---------- Information supplied ----------
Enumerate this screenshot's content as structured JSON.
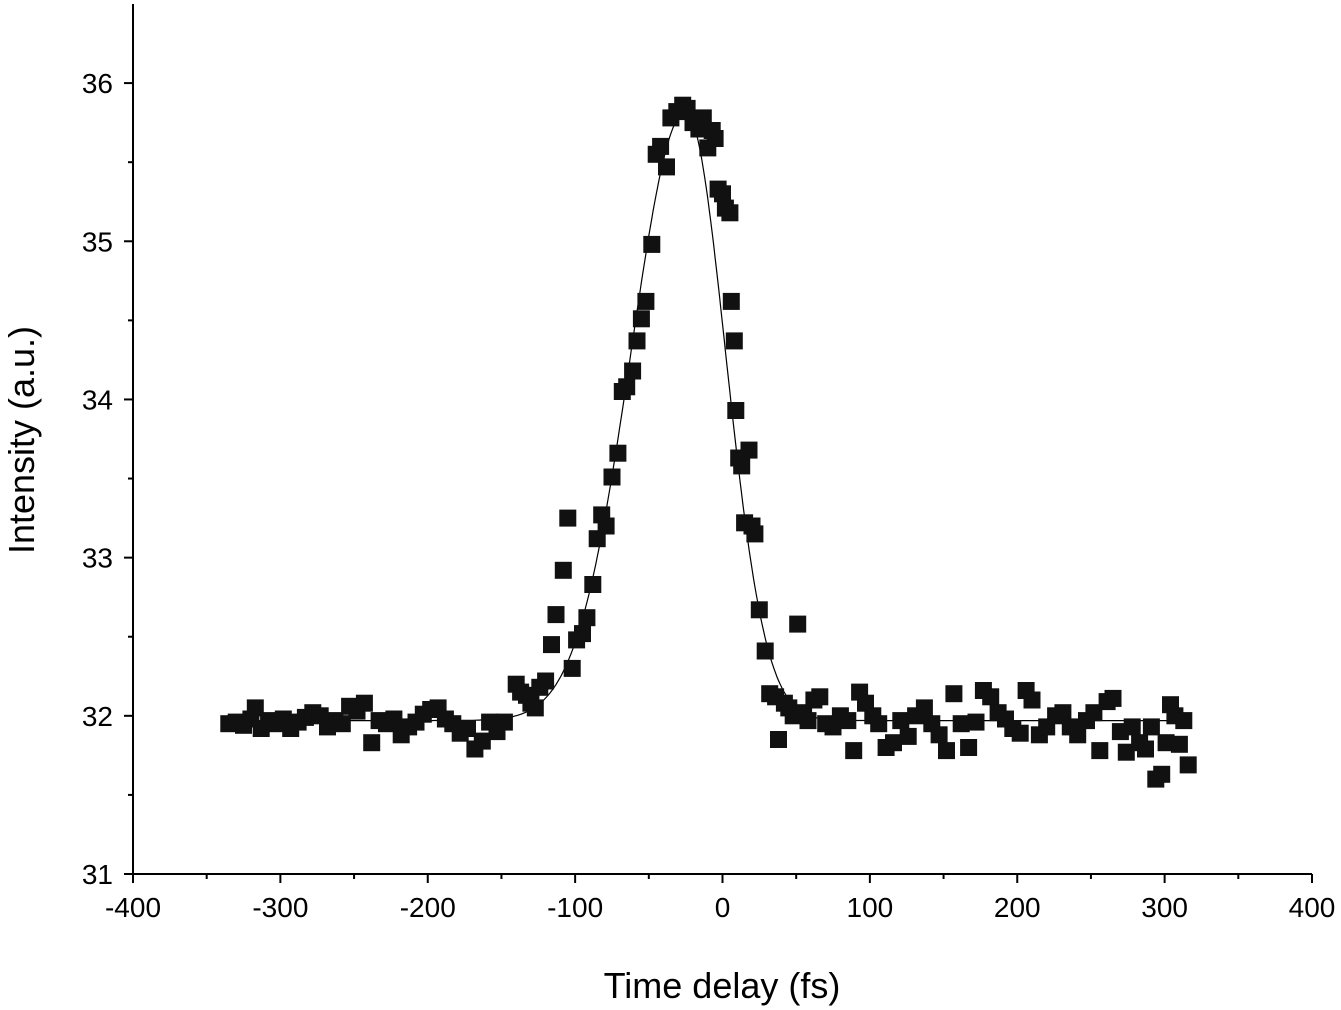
{
  "chart_data": {
    "type": "scatter",
    "title": "",
    "xlabel": "Time delay (fs)",
    "ylabel": "Intensity (a.u.)",
    "xlim": [
      -400,
      400
    ],
    "ylim": [
      31,
      36.5
    ],
    "x_ticks": [
      -400,
      -300,
      -200,
      -100,
      0,
      100,
      200,
      300,
      400
    ],
    "y_ticks": [
      31,
      32,
      33,
      34,
      35,
      36
    ],
    "x_tick_labels": [
      "-400",
      "-300",
      "-200",
      "-100",
      "0",
      "100",
      "200",
      "300",
      "400"
    ],
    "y_tick_labels": [
      "31",
      "32",
      "33",
      "34",
      "35",
      "36"
    ],
    "grid": false,
    "legend": "none",
    "marker_color": "#111111",
    "fit_color": "#000000",
    "series": [
      {
        "kind": "points",
        "points": [
          [
            -335,
            31.95
          ],
          [
            -330,
            31.96
          ],
          [
            -325,
            31.94
          ],
          [
            -320,
            31.98
          ],
          [
            -317,
            32.05
          ],
          [
            -313,
            31.92
          ],
          [
            -308,
            31.97
          ],
          [
            -303,
            31.95
          ],
          [
            -298,
            31.98
          ],
          [
            -293,
            31.92
          ],
          [
            -288,
            31.96
          ],
          [
            -283,
            31.99
          ],
          [
            -278,
            32.02
          ],
          [
            -273,
            32.0
          ],
          [
            -268,
            31.93
          ],
          [
            -263,
            31.97
          ],
          [
            -258,
            31.95
          ],
          [
            -253,
            32.06
          ],
          [
            -248,
            32.03
          ],
          [
            -243,
            32.08
          ],
          [
            -238,
            31.83
          ],
          [
            -233,
            31.97
          ],
          [
            -228,
            31.95
          ],
          [
            -223,
            31.98
          ],
          [
            -218,
            31.88
          ],
          [
            -213,
            31.93
          ],
          [
            -208,
            31.96
          ],
          [
            -203,
            32.01
          ],
          [
            -198,
            32.04
          ],
          [
            -193,
            32.05
          ],
          [
            -188,
            31.98
          ],
          [
            -183,
            31.95
          ],
          [
            -178,
            31.89
          ],
          [
            -173,
            31.92
          ],
          [
            -168,
            31.79
          ],
          [
            -163,
            31.84
          ],
          [
            -158,
            31.96
          ],
          [
            -153,
            31.9
          ],
          [
            -148,
            31.96
          ],
          [
            -140,
            32.2
          ],
          [
            -137,
            32.15
          ],
          [
            -133,
            32.13
          ],
          [
            -130,
            32.08
          ],
          [
            -127,
            32.05
          ],
          [
            -124,
            32.18
          ],
          [
            -120,
            32.22
          ],
          [
            -116,
            32.45
          ],
          [
            -113,
            32.64
          ],
          [
            -108,
            32.92
          ],
          [
            -105,
            33.25
          ],
          [
            -102,
            32.3
          ],
          [
            -99,
            32.48
          ],
          [
            -95,
            32.52
          ],
          [
            -92,
            32.62
          ],
          [
            -88,
            32.83
          ],
          [
            -85,
            33.12
          ],
          [
            -82,
            33.27
          ],
          [
            -79,
            33.2
          ],
          [
            -75,
            33.51
          ],
          [
            -71,
            33.66
          ],
          [
            -68,
            34.05
          ],
          [
            -65,
            34.08
          ],
          [
            -61,
            34.18
          ],
          [
            -58,
            34.37
          ],
          [
            -55,
            34.51
          ],
          [
            -52,
            34.62
          ],
          [
            -48,
            34.98
          ],
          [
            -45,
            35.55
          ],
          [
            -42,
            35.6
          ],
          [
            -38,
            35.47
          ],
          [
            -35,
            35.78
          ],
          [
            -31,
            35.82
          ],
          [
            -27,
            35.86
          ],
          [
            -24,
            35.84
          ],
          [
            -20,
            35.75
          ],
          [
            -16,
            35.71
          ],
          [
            -13,
            35.78
          ],
          [
            -10,
            35.59
          ],
          [
            -7,
            35.7
          ],
          [
            -5,
            35.65
          ],
          [
            -3,
            35.33
          ],
          [
            0,
            35.3
          ],
          [
            2,
            35.21
          ],
          [
            5,
            35.18
          ],
          [
            6,
            34.62
          ],
          [
            8,
            34.37
          ],
          [
            9,
            33.93
          ],
          [
            11,
            33.63
          ],
          [
            13,
            33.58
          ],
          [
            15,
            33.22
          ],
          [
            18,
            33.68
          ],
          [
            20,
            33.2
          ],
          [
            22,
            33.15
          ],
          [
            25,
            32.67
          ],
          [
            29,
            32.41
          ],
          [
            32,
            32.14
          ],
          [
            36,
            32.12
          ],
          [
            38,
            31.85
          ],
          [
            42,
            32.08
          ],
          [
            45,
            32.05
          ],
          [
            48,
            32.0
          ],
          [
            51,
            32.58
          ],
          [
            55,
            32.02
          ],
          [
            58,
            31.97
          ],
          [
            62,
            32.1
          ],
          [
            66,
            32.12
          ],
          [
            70,
            31.95
          ],
          [
            75,
            31.93
          ],
          [
            80,
            32.0
          ],
          [
            85,
            31.97
          ],
          [
            89,
            31.78
          ],
          [
            93,
            32.15
          ],
          [
            97,
            32.08
          ],
          [
            102,
            32.0
          ],
          [
            106,
            31.95
          ],
          [
            111,
            31.8
          ],
          [
            116,
            31.83
          ],
          [
            121,
            31.97
          ],
          [
            126,
            31.87
          ],
          [
            131,
            32.0
          ],
          [
            137,
            32.05
          ],
          [
            142,
            31.95
          ],
          [
            147,
            31.88
          ],
          [
            152,
            31.78
          ],
          [
            157,
            32.14
          ],
          [
            162,
            31.95
          ],
          [
            167,
            31.8
          ],
          [
            172,
            31.96
          ],
          [
            177,
            32.16
          ],
          [
            182,
            32.12
          ],
          [
            187,
            32.02
          ],
          [
            192,
            31.98
          ],
          [
            197,
            31.92
          ],
          [
            202,
            31.89
          ],
          [
            206,
            32.16
          ],
          [
            210,
            32.1
          ],
          [
            215,
            31.88
          ],
          [
            220,
            31.93
          ],
          [
            226,
            32.0
          ],
          [
            231,
            32.02
          ],
          [
            236,
            31.93
          ],
          [
            241,
            31.88
          ],
          [
            247,
            31.97
          ],
          [
            252,
            32.02
          ],
          [
            256,
            31.78
          ],
          [
            261,
            32.09
          ],
          [
            265,
            32.11
          ],
          [
            270,
            31.9
          ],
          [
            274,
            31.77
          ],
          [
            278,
            31.93
          ],
          [
            283,
            31.83
          ],
          [
            287,
            31.79
          ],
          [
            291,
            31.93
          ],
          [
            294,
            31.6
          ],
          [
            298,
            31.63
          ],
          [
            301,
            31.83
          ],
          [
            304,
            32.07
          ],
          [
            307,
            32.0
          ],
          [
            310,
            31.82
          ],
          [
            313,
            31.97
          ],
          [
            316,
            31.69
          ]
        ]
      },
      {
        "kind": "fit",
        "x_range": [
          -330,
          312
        ],
        "baseline": 31.97,
        "peak_x": -25,
        "amplitude": 3.85,
        "width_left": 37,
        "width_right": 27
      }
    ]
  }
}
----------
▶ [Exercise]: Return the material word for word. Pictures are not part of the copy.

▶ [Answer for this exercise]:
Enumerate this screenshot's content as structured JSON.
{
  "chart_data": {
    "type": "scatter",
    "title": "",
    "xlabel": "Time delay (fs)",
    "ylabel": "Intensity (a.u.)",
    "xlim": [
      -400,
      400
    ],
    "ylim": [
      31,
      36.5
    ],
    "x_ticks": [
      -400,
      -300,
      -200,
      -100,
      0,
      100,
      200,
      300,
      400
    ],
    "y_ticks": [
      31,
      32,
      33,
      34,
      35,
      36
    ],
    "x_tick_labels": [
      "-400",
      "-300",
      "-200",
      "-100",
      "0",
      "100",
      "200",
      "300",
      "400"
    ],
    "y_tick_labels": [
      "31",
      "32",
      "33",
      "34",
      "35",
      "36"
    ],
    "grid": false,
    "legend": "none",
    "marker_color": "#111111",
    "fit_color": "#000000",
    "series": [
      {
        "kind": "points",
        "points": [
          [
            -335,
            31.95
          ],
          [
            -330,
            31.96
          ],
          [
            -325,
            31.94
          ],
          [
            -320,
            31.98
          ],
          [
            -317,
            32.05
          ],
          [
            -313,
            31.92
          ],
          [
            -308,
            31.97
          ],
          [
            -303,
            31.95
          ],
          [
            -298,
            31.98
          ],
          [
            -293,
            31.92
          ],
          [
            -288,
            31.96
          ],
          [
            -283,
            31.99
          ],
          [
            -278,
            32.02
          ],
          [
            -273,
            32.0
          ],
          [
            -268,
            31.93
          ],
          [
            -263,
            31.97
          ],
          [
            -258,
            31.95
          ],
          [
            -253,
            32.06
          ],
          [
            -248,
            32.03
          ],
          [
            -243,
            32.08
          ],
          [
            -238,
            31.83
          ],
          [
            -233,
            31.97
          ],
          [
            -228,
            31.95
          ],
          [
            -223,
            31.98
          ],
          [
            -218,
            31.88
          ],
          [
            -213,
            31.93
          ],
          [
            -208,
            31.96
          ],
          [
            -203,
            32.01
          ],
          [
            -198,
            32.04
          ],
          [
            -193,
            32.05
          ],
          [
            -188,
            31.98
          ],
          [
            -183,
            31.95
          ],
          [
            -178,
            31.89
          ],
          [
            -173,
            31.92
          ],
          [
            -168,
            31.79
          ],
          [
            -163,
            31.84
          ],
          [
            -158,
            31.96
          ],
          [
            -153,
            31.9
          ],
          [
            -148,
            31.96
          ],
          [
            -140,
            32.2
          ],
          [
            -137,
            32.15
          ],
          [
            -133,
            32.13
          ],
          [
            -130,
            32.08
          ],
          [
            -127,
            32.05
          ],
          [
            -124,
            32.18
          ],
          [
            -120,
            32.22
          ],
          [
            -116,
            32.45
          ],
          [
            -113,
            32.64
          ],
          [
            -108,
            32.92
          ],
          [
            -105,
            33.25
          ],
          [
            -102,
            32.3
          ],
          [
            -99,
            32.48
          ],
          [
            -95,
            32.52
          ],
          [
            -92,
            32.62
          ],
          [
            -88,
            32.83
          ],
          [
            -85,
            33.12
          ],
          [
            -82,
            33.27
          ],
          [
            -79,
            33.2
          ],
          [
            -75,
            33.51
          ],
          [
            -71,
            33.66
          ],
          [
            -68,
            34.05
          ],
          [
            -65,
            34.08
          ],
          [
            -61,
            34.18
          ],
          [
            -58,
            34.37
          ],
          [
            -55,
            34.51
          ],
          [
            -52,
            34.62
          ],
          [
            -48,
            34.98
          ],
          [
            -45,
            35.55
          ],
          [
            -42,
            35.6
          ],
          [
            -38,
            35.47
          ],
          [
            -35,
            35.78
          ],
          [
            -31,
            35.82
          ],
          [
            -27,
            35.86
          ],
          [
            -24,
            35.84
          ],
          [
            -20,
            35.75
          ],
          [
            -16,
            35.71
          ],
          [
            -13,
            35.78
          ],
          [
            -10,
            35.59
          ],
          [
            -7,
            35.7
          ],
          [
            -5,
            35.65
          ],
          [
            -3,
            35.33
          ],
          [
            0,
            35.3
          ],
          [
            2,
            35.21
          ],
          [
            5,
            35.18
          ],
          [
            6,
            34.62
          ],
          [
            8,
            34.37
          ],
          [
            9,
            33.93
          ],
          [
            11,
            33.63
          ],
          [
            13,
            33.58
          ],
          [
            15,
            33.22
          ],
          [
            18,
            33.68
          ],
          [
            20,
            33.2
          ],
          [
            22,
            33.15
          ],
          [
            25,
            32.67
          ],
          [
            29,
            32.41
          ],
          [
            32,
            32.14
          ],
          [
            36,
            32.12
          ],
          [
            38,
            31.85
          ],
          [
            42,
            32.08
          ],
          [
            45,
            32.05
          ],
          [
            48,
            32.0
          ],
          [
            51,
            32.58
          ],
          [
            55,
            32.02
          ],
          [
            58,
            31.97
          ],
          [
            62,
            32.1
          ],
          [
            66,
            32.12
          ],
          [
            70,
            31.95
          ],
          [
            75,
            31.93
          ],
          [
            80,
            32.0
          ],
          [
            85,
            31.97
          ],
          [
            89,
            31.78
          ],
          [
            93,
            32.15
          ],
          [
            97,
            32.08
          ],
          [
            102,
            32.0
          ],
          [
            106,
            31.95
          ],
          [
            111,
            31.8
          ],
          [
            116,
            31.83
          ],
          [
            121,
            31.97
          ],
          [
            126,
            31.87
          ],
          [
            131,
            32.0
          ],
          [
            137,
            32.05
          ],
          [
            142,
            31.95
          ],
          [
            147,
            31.88
          ],
          [
            152,
            31.78
          ],
          [
            157,
            32.14
          ],
          [
            162,
            31.95
          ],
          [
            167,
            31.8
          ],
          [
            172,
            31.96
          ],
          [
            177,
            32.16
          ],
          [
            182,
            32.12
          ],
          [
            187,
            32.02
          ],
          [
            192,
            31.98
          ],
          [
            197,
            31.92
          ],
          [
            202,
            31.89
          ],
          [
            206,
            32.16
          ],
          [
            210,
            32.1
          ],
          [
            215,
            31.88
          ],
          [
            220,
            31.93
          ],
          [
            226,
            32.0
          ],
          [
            231,
            32.02
          ],
          [
            236,
            31.93
          ],
          [
            241,
            31.88
          ],
          [
            247,
            31.97
          ],
          [
            252,
            32.02
          ],
          [
            256,
            31.78
          ],
          [
            261,
            32.09
          ],
          [
            265,
            32.11
          ],
          [
            270,
            31.9
          ],
          [
            274,
            31.77
          ],
          [
            278,
            31.93
          ],
          [
            283,
            31.83
          ],
          [
            287,
            31.79
          ],
          [
            291,
            31.93
          ],
          [
            294,
            31.6
          ],
          [
            298,
            31.63
          ],
          [
            301,
            31.83
          ],
          [
            304,
            32.07
          ],
          [
            307,
            32.0
          ],
          [
            310,
            31.82
          ],
          [
            313,
            31.97
          ],
          [
            316,
            31.69
          ]
        ]
      },
      {
        "kind": "fit",
        "x_range": [
          -330,
          312
        ],
        "baseline": 31.97,
        "peak_x": -25,
        "amplitude": 3.85,
        "width_left": 37,
        "width_right": 27
      }
    ]
  }
}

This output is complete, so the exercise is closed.